# Reading passage
So yeah it looks like I'm searching for what they describe as a 'services-model' where as docker compose is what they describe as a 'deployment model'...

Their idea of always doing a new deployment and leaving the old versions running, so you can always do a rollback is interesting.


Not at all unpopular, but they just seem to tackle a single application and maybe a database... But AWS Beanstalk, Heroku, Fly.io,... They got the CD, autoscaling, iaas down, but have multiple applications talking to eachother and you're back to managing them manually it seems.

Clicking together some apps in a GUI is nice for some random tests, but I want some kind of manifest that can be promoted between environments.


I use it extensively already :)

A few labels and magic!


We don't switch technologies. So it's compose all the way to production.

As for Kubernetes, developers currently don't run it locally, they just run the app/apps they're developing from their IDEs and connect to a 'build' environment for the other services/databases (far from ideal)


Being only able to connect to declared dependencies.

So say the application is compromised, it can't connect to the internet, from there it could only connect to the declared database and webservice. So those would need to have vulnerabilities too that could be exploiting from that end, hence limiting the blast radius.

So not really worried about physical access, but more in the lines of a RCE(Spring4Shell) probing the rest of the network or a supply chain attack that tries to send out data...


In that case, I would recommend something like cilium (which can run standalone or part of k8s) where you can setup firewalls per application/node and be alerted whenever something attempts to do something against the rules.


Well they are examples :)

But imagine the complete deployment looks like 2 monoliths, a dozen supporting webservices, 3 databases, redis, an elasticsearch cluster, ActiveMQ and a mailserver.

# Provided information
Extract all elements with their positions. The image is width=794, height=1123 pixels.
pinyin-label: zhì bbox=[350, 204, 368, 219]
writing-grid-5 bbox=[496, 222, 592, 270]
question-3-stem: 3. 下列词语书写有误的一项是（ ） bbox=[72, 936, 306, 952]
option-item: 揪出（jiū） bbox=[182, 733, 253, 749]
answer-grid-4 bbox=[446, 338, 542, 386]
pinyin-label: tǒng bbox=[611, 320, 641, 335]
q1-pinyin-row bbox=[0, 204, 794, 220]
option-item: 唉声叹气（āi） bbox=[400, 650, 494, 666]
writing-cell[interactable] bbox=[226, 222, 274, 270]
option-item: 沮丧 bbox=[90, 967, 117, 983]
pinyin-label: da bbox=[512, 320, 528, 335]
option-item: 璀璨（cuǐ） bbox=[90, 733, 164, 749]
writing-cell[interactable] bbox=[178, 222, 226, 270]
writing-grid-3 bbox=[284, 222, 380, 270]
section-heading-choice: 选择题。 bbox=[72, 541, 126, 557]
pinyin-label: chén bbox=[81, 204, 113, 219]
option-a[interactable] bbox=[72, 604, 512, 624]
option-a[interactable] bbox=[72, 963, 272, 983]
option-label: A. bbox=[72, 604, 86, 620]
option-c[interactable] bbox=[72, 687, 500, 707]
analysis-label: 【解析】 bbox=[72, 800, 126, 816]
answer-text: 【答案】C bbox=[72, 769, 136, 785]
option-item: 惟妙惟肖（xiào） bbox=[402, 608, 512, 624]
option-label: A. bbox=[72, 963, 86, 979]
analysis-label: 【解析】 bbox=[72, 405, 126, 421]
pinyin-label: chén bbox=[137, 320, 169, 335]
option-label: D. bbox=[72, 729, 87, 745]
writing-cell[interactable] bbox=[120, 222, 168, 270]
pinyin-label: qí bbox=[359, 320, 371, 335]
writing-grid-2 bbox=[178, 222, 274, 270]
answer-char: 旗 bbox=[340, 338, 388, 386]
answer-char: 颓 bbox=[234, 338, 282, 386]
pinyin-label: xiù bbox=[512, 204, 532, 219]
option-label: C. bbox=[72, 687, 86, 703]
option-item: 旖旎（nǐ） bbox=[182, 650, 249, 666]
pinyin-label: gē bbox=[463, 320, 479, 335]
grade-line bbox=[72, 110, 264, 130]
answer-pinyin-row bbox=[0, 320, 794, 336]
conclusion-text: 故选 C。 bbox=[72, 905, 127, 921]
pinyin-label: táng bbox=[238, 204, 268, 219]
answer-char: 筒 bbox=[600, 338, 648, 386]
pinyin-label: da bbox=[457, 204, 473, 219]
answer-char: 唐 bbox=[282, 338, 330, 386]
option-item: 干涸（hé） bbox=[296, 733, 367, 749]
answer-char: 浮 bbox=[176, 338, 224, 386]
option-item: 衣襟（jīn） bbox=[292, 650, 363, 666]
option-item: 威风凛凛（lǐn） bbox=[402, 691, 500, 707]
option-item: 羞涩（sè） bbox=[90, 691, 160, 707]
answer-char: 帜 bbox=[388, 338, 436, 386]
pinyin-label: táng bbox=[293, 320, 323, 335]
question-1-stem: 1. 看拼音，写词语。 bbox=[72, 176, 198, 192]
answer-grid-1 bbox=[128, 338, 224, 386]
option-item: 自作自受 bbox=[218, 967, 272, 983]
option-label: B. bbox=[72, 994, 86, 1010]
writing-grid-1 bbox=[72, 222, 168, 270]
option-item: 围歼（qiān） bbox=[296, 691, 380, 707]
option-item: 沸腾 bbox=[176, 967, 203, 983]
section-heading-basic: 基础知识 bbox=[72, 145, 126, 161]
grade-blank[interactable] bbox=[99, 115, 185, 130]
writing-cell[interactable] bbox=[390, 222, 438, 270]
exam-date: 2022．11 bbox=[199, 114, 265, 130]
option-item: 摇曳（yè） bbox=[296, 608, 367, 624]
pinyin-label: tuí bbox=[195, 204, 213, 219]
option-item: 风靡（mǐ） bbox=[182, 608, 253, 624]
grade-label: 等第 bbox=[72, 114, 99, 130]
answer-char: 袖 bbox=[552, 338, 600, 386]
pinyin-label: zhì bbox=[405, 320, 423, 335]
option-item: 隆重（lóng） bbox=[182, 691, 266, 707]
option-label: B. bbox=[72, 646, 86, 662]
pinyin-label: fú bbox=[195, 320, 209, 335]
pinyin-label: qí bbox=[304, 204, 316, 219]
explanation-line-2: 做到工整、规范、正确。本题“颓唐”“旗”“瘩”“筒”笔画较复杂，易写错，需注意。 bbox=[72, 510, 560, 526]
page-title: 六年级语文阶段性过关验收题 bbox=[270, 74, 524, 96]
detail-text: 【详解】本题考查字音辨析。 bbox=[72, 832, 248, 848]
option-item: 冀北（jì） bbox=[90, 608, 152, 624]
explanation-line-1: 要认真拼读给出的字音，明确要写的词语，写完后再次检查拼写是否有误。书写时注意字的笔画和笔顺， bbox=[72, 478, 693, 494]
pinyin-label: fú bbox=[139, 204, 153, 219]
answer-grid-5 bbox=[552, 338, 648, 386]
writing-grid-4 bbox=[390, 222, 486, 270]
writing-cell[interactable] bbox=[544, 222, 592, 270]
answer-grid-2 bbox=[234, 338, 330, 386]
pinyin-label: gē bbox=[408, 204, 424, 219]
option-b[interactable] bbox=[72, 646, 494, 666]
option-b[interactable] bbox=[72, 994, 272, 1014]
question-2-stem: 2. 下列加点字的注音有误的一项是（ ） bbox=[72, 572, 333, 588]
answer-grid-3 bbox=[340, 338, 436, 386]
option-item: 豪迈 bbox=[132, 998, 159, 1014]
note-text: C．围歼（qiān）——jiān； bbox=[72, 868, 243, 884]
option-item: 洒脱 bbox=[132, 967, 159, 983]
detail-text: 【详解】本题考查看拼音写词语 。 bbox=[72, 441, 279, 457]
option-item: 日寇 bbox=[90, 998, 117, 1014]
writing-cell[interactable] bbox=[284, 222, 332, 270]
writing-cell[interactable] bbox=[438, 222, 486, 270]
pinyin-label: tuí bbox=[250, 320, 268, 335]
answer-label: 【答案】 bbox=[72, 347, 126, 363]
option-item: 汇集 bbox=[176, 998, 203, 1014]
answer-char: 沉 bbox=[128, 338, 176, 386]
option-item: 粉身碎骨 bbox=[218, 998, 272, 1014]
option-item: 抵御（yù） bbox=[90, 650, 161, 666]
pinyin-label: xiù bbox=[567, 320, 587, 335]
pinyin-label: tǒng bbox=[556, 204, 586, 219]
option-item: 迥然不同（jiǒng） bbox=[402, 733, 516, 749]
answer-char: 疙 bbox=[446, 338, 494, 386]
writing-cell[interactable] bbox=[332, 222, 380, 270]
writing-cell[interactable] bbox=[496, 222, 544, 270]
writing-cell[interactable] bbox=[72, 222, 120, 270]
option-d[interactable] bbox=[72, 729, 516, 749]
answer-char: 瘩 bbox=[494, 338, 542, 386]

# Task instructions
(1) Transcribe the deployment discussion between "Not at all unpopular, but" and "extensively already :)", inclusive.
(2) Finish out the next part of the deployment discussion, picking up after its last sentence.

# Responses by task
(1)
Not at all unpopular, but they just seem to tackle a single application and maybe a database... But AWS Beanstalk, Heroku, Fly.io,... They got the CD, autoscaling, iaas down, but have multiple applications talking to eachother and you're back to managing them manually it seems.

Clicking together some apps in a GUI is nice for some random tests, but I want some kind of manifest that can be promoted between environments.


I use it extensively already :)

(2)
Then for a development track you only want to run monolith A (cost/resources/startup time) and the mailserver being MailHog so you don't accidentally send something to real addresses.

But you can't just split the 2 monoliths in separate compose files, as they share services/dbs. If you did that you would have to wire them in manually.

For local development you might only want to run webservice B (which has a db and redis as dependencies)

And indeed if you try to manage several files that need to be combined in a specific way things gets messy...

So then things seems to boil down to starting every service separately and relying on service-discovery, but then the lifecycle isn't tied together anymore. So if I want to tear them all down, how would I know which ones I spun up in this imaginary context?

Say I want to spin up an on demand integration environment for an application, what else do I start too?


> But imagine the complete deployment looks like 2 monoliths, a dozen supporting webservices, 3 databases, redis, an elasticsearch cluster, ActiveMQ and a mailserver.

Make sense, in such case you probably want to transition your production environment from compose to one node swarm cluster (docker running in swarm mode).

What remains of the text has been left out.